| What you are asked to do |
The data below should be restated word for word, with every picture omitted.

(Records)
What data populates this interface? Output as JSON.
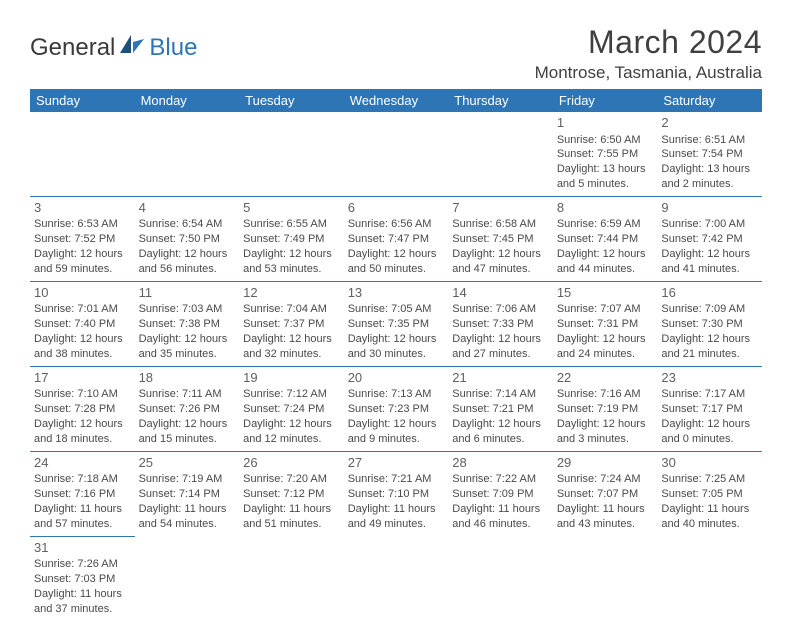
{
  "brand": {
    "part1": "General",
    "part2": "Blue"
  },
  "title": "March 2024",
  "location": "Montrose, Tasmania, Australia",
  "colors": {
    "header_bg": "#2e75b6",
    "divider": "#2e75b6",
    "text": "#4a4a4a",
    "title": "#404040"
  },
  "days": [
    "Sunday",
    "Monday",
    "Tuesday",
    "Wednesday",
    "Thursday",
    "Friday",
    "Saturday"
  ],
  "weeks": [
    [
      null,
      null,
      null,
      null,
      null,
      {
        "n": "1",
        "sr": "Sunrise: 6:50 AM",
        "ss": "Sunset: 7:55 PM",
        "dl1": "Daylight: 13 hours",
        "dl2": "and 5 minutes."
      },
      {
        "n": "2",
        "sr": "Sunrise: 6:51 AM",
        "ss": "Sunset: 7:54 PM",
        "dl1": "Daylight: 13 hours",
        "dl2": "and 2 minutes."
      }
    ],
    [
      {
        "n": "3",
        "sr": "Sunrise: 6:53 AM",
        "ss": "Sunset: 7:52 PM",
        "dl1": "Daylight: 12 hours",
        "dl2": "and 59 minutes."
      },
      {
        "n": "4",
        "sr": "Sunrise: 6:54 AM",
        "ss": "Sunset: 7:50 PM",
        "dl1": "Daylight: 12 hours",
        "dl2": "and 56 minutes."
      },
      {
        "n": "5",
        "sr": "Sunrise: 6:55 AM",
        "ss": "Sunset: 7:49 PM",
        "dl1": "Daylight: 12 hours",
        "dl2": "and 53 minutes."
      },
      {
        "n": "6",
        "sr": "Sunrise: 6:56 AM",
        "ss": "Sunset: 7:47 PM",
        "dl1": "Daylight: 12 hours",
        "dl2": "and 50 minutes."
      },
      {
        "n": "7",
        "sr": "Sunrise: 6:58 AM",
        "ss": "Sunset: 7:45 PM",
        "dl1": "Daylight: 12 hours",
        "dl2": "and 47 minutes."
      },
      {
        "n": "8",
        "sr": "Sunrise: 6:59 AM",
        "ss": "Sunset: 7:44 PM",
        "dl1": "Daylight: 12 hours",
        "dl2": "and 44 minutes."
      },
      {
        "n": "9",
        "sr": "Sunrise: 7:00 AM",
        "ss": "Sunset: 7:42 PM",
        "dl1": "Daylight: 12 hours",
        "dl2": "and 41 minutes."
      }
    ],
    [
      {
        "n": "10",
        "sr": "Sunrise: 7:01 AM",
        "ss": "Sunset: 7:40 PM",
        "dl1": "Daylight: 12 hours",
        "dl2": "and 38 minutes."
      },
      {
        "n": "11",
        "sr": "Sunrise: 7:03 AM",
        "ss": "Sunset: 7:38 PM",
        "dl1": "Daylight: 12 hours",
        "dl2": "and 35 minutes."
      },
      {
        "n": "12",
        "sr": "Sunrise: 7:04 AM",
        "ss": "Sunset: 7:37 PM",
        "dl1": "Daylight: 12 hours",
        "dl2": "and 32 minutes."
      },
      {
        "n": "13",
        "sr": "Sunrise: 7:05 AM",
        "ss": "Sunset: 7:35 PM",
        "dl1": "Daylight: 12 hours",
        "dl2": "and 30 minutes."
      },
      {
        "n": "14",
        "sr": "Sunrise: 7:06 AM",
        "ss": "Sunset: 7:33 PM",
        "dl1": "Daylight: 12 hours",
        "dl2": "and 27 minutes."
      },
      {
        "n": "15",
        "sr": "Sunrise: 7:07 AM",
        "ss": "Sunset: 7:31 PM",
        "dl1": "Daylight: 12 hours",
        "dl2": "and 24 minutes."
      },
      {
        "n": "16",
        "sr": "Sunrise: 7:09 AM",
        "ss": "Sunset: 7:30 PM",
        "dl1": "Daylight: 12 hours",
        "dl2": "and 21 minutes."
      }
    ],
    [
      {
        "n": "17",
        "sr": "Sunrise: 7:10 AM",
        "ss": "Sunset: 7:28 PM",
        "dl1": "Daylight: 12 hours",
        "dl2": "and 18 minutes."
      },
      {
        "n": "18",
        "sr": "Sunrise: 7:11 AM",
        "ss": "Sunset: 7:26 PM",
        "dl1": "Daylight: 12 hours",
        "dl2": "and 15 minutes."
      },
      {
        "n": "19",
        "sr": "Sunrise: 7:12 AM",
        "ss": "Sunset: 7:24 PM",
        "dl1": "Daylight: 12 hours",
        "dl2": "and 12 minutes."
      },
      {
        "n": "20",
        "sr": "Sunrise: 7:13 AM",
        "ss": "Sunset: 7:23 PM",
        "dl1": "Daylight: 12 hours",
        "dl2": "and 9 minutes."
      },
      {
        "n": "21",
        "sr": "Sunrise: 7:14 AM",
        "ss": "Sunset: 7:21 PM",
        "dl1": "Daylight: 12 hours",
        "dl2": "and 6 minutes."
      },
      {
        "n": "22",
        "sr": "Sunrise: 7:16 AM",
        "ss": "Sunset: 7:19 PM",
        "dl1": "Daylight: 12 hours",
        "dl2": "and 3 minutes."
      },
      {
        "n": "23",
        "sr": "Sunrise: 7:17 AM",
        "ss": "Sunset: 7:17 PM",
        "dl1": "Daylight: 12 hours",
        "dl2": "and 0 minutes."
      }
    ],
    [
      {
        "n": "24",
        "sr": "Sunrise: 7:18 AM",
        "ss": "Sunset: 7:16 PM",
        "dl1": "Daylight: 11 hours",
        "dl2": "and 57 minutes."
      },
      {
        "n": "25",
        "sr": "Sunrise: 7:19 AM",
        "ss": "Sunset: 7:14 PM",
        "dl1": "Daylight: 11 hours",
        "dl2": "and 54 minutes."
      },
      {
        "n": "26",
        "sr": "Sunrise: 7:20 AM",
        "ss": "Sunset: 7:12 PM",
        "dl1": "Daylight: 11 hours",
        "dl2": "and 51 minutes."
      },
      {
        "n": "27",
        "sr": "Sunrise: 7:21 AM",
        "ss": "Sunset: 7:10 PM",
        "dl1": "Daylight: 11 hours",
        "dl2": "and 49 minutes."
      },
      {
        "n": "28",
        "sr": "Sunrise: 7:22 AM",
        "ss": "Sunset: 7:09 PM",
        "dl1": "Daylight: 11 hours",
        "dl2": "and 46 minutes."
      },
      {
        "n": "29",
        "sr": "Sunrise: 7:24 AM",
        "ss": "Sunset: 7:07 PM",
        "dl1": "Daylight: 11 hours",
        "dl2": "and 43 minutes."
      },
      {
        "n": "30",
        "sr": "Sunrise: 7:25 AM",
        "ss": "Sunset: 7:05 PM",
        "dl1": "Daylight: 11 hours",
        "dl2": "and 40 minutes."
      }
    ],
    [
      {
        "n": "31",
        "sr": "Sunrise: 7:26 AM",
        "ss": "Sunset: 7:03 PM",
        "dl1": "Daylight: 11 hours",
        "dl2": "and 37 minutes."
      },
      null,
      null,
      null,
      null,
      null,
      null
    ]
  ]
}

| Task answer |
What data populates this interface? Output as JSON.
{
  "brand": {
    "part1": "General",
    "part2": "Blue"
  },
  "title": "March 2024",
  "location": "Montrose, Tasmania, Australia",
  "colors": {
    "header_bg": "#2e75b6",
    "divider": "#2e75b6",
    "text": "#4a4a4a",
    "title": "#404040"
  },
  "days": [
    "Sunday",
    "Monday",
    "Tuesday",
    "Wednesday",
    "Thursday",
    "Friday",
    "Saturday"
  ],
  "weeks": [
    [
      null,
      null,
      null,
      null,
      null,
      {
        "n": "1",
        "sr": "Sunrise: 6:50 AM",
        "ss": "Sunset: 7:55 PM",
        "dl1": "Daylight: 13 hours",
        "dl2": "and 5 minutes."
      },
      {
        "n": "2",
        "sr": "Sunrise: 6:51 AM",
        "ss": "Sunset: 7:54 PM",
        "dl1": "Daylight: 13 hours",
        "dl2": "and 2 minutes."
      }
    ],
    [
      {
        "n": "3",
        "sr": "Sunrise: 6:53 AM",
        "ss": "Sunset: 7:52 PM",
        "dl1": "Daylight: 12 hours",
        "dl2": "and 59 minutes."
      },
      {
        "n": "4",
        "sr": "Sunrise: 6:54 AM",
        "ss": "Sunset: 7:50 PM",
        "dl1": "Daylight: 12 hours",
        "dl2": "and 56 minutes."
      },
      {
        "n": "5",
        "sr": "Sunrise: 6:55 AM",
        "ss": "Sunset: 7:49 PM",
        "dl1": "Daylight: 12 hours",
        "dl2": "and 53 minutes."
      },
      {
        "n": "6",
        "sr": "Sunrise: 6:56 AM",
        "ss": "Sunset: 7:47 PM",
        "dl1": "Daylight: 12 hours",
        "dl2": "and 50 minutes."
      },
      {
        "n": "7",
        "sr": "Sunrise: 6:58 AM",
        "ss": "Sunset: 7:45 PM",
        "dl1": "Daylight: 12 hours",
        "dl2": "and 47 minutes."
      },
      {
        "n": "8",
        "sr": "Sunrise: 6:59 AM",
        "ss": "Sunset: 7:44 PM",
        "dl1": "Daylight: 12 hours",
        "dl2": "and 44 minutes."
      },
      {
        "n": "9",
        "sr": "Sunrise: 7:00 AM",
        "ss": "Sunset: 7:42 PM",
        "dl1": "Daylight: 12 hours",
        "dl2": "and 41 minutes."
      }
    ],
    [
      {
        "n": "10",
        "sr": "Sunrise: 7:01 AM",
        "ss": "Sunset: 7:40 PM",
        "dl1": "Daylight: 12 hours",
        "dl2": "and 38 minutes."
      },
      {
        "n": "11",
        "sr": "Sunrise: 7:03 AM",
        "ss": "Sunset: 7:38 PM",
        "dl1": "Daylight: 12 hours",
        "dl2": "and 35 minutes."
      },
      {
        "n": "12",
        "sr": "Sunrise: 7:04 AM",
        "ss": "Sunset: 7:37 PM",
        "dl1": "Daylight: 12 hours",
        "dl2": "and 32 minutes."
      },
      {
        "n": "13",
        "sr": "Sunrise: 7:05 AM",
        "ss": "Sunset: 7:35 PM",
        "dl1": "Daylight: 12 hours",
        "dl2": "and 30 minutes."
      },
      {
        "n": "14",
        "sr": "Sunrise: 7:06 AM",
        "ss": "Sunset: 7:33 PM",
        "dl1": "Daylight: 12 hours",
        "dl2": "and 27 minutes."
      },
      {
        "n": "15",
        "sr": "Sunrise: 7:07 AM",
        "ss": "Sunset: 7:31 PM",
        "dl1": "Daylight: 12 hours",
        "dl2": "and 24 minutes."
      },
      {
        "n": "16",
        "sr": "Sunrise: 7:09 AM",
        "ss": "Sunset: 7:30 PM",
        "dl1": "Daylight: 12 hours",
        "dl2": "and 21 minutes."
      }
    ],
    [
      {
        "n": "17",
        "sr": "Sunrise: 7:10 AM",
        "ss": "Sunset: 7:28 PM",
        "dl1": "Daylight: 12 hours",
        "dl2": "and 18 minutes."
      },
      {
        "n": "18",
        "sr": "Sunrise: 7:11 AM",
        "ss": "Sunset: 7:26 PM",
        "dl1": "Daylight: 12 hours",
        "dl2": "and 15 minutes."
      },
      {
        "n": "19",
        "sr": "Sunrise: 7:12 AM",
        "ss": "Sunset: 7:24 PM",
        "dl1": "Daylight: 12 hours",
        "dl2": "and 12 minutes."
      },
      {
        "n": "20",
        "sr": "Sunrise: 7:13 AM",
        "ss": "Sunset: 7:23 PM",
        "dl1": "Daylight: 12 hours",
        "dl2": "and 9 minutes."
      },
      {
        "n": "21",
        "sr": "Sunrise: 7:14 AM",
        "ss": "Sunset: 7:21 PM",
        "dl1": "Daylight: 12 hours",
        "dl2": "and 6 minutes."
      },
      {
        "n": "22",
        "sr": "Sunrise: 7:16 AM",
        "ss": "Sunset: 7:19 PM",
        "dl1": "Daylight: 12 hours",
        "dl2": "and 3 minutes."
      },
      {
        "n": "23",
        "sr": "Sunrise: 7:17 AM",
        "ss": "Sunset: 7:17 PM",
        "dl1": "Daylight: 12 hours",
        "dl2": "and 0 minutes."
      }
    ],
    [
      {
        "n": "24",
        "sr": "Sunrise: 7:18 AM",
        "ss": "Sunset: 7:16 PM",
        "dl1": "Daylight: 11 hours",
        "dl2": "and 57 minutes."
      },
      {
        "n": "25",
        "sr": "Sunrise: 7:19 AM",
        "ss": "Sunset: 7:14 PM",
        "dl1": "Daylight: 11 hours",
        "dl2": "and 54 minutes."
      },
      {
        "n": "26",
        "sr": "Sunrise: 7:20 AM",
        "ss": "Sunset: 7:12 PM",
        "dl1": "Daylight: 11 hours",
        "dl2": "and 51 minutes."
      },
      {
        "n": "27",
        "sr": "Sunrise: 7:21 AM",
        "ss": "Sunset: 7:10 PM",
        "dl1": "Daylight: 11 hours",
        "dl2": "and 49 minutes."
      },
      {
        "n": "28",
        "sr": "Sunrise: 7:22 AM",
        "ss": "Sunset: 7:09 PM",
        "dl1": "Daylight: 11 hours",
        "dl2": "and 46 minutes."
      },
      {
        "n": "29",
        "sr": "Sunrise: 7:24 AM",
        "ss": "Sunset: 7:07 PM",
        "dl1": "Daylight: 11 hours",
        "dl2": "and 43 minutes."
      },
      {
        "n": "30",
        "sr": "Sunrise: 7:25 AM",
        "ss": "Sunset: 7:05 PM",
        "dl1": "Daylight: 11 hours",
        "dl2": "and 40 minutes."
      }
    ],
    [
      {
        "n": "31",
        "sr": "Sunrise: 7:26 AM",
        "ss": "Sunset: 7:03 PM",
        "dl1": "Daylight: 11 hours",
        "dl2": "and 37 minutes."
      },
      null,
      null,
      null,
      null,
      null,
      null
    ]
  ]
}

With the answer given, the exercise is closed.